**DIRECTIONS FOR THIS TASK:**
Write out each entry again. Keep every word exactly as it is.
....
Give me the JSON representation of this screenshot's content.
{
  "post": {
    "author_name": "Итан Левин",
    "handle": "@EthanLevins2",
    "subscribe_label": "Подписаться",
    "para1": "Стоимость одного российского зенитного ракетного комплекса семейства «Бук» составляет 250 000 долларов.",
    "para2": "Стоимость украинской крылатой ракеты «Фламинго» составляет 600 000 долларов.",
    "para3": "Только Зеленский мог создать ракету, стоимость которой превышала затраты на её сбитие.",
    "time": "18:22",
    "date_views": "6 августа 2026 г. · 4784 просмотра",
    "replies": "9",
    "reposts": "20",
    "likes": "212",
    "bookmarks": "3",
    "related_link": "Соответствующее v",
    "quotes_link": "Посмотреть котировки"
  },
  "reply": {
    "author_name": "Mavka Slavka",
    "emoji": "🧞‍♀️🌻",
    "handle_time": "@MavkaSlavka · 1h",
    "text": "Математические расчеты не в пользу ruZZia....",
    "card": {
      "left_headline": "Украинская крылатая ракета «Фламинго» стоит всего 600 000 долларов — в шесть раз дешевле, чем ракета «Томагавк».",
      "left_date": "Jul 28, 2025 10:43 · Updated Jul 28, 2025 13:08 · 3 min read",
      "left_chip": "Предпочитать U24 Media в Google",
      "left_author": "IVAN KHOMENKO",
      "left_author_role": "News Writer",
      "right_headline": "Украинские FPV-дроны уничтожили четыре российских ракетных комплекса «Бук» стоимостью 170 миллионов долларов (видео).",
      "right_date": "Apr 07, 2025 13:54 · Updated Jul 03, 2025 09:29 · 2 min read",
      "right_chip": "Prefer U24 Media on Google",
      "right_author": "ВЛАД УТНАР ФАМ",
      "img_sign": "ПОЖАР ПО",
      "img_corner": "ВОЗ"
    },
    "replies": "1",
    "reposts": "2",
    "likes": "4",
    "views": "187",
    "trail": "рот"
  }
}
....
**CORRECT OUTPUT:**
Give me the JSON representation of this screenshot's content.
{
  "post": {
    "author_name": "Итан Левин",
    "handle": "@EthanLevins2",
    "subscribe_label": "Подписаться",
    "para1": "Стоимость одного российского зенитного ракетного комплекса семейства «Бук» составляет 250 000 долларов.",
    "para2": "Стоимость украинской крылатой ракеты «Фламинго» составляет 600 000 долларов.",
    "para3": "Только Зеленский мог создать ракету, стоимость которой превышала затраты на её сбитие.",
    "time": "18:22",
    "date_views": "6 августа 2026 г. · 4784 просмотра",
    "replies": "9",
    "reposts": "20",
    "likes": "212",
    "bookmarks": "3",
    "related_link": "Соответствующее v",
    "quotes_link": "Посмотреть котировки"
  },
  "reply": {
    "author_name": "Mavka Slavka",
    "emoji": "🧞‍♀️🌻",
    "handle_time": "@MavkaSlavka · 1h",
    "text": "Математические расчеты не в пользу ruZZia....",
    "card": {
      "left_headline": "Украинская крылатая ракета «Фламинго» стоит всего 600 000 долларов — в шесть раз дешевле, чем ракета «Томагавк».",
      "left_date": "Jul 28, 2025 10:43 · Updated Jul 28, 2025 13:08 · 3 min read",
      "left_chip": "Предпочитать U24 Media в Google",
      "left_author": "IVAN KHOMENKO",
      "left_author_role": "News Writer",
      "right_headline": "Украинские FPV-дроны уничтожили четыре российских ракетных комплекса «Бук» стоимостью 170 миллионов долларов (видео).",
      "right_date": "Apr 07, 2025 13:54 · Updated Jul 03, 2025 09:29 · 2 min read",
      "right_chip": "Prefer U24 Media on Google",
      "right_author": "ВЛАД УТНАР ФАМ",
      "img_sign": "ПОЖАР ПО",
      "img_corner": "ВОЗ"
    },
    "replies": "1",
    "reposts": "2",
    "likes": "4",
    "views": "187",
    "trail": "рот"
  }
}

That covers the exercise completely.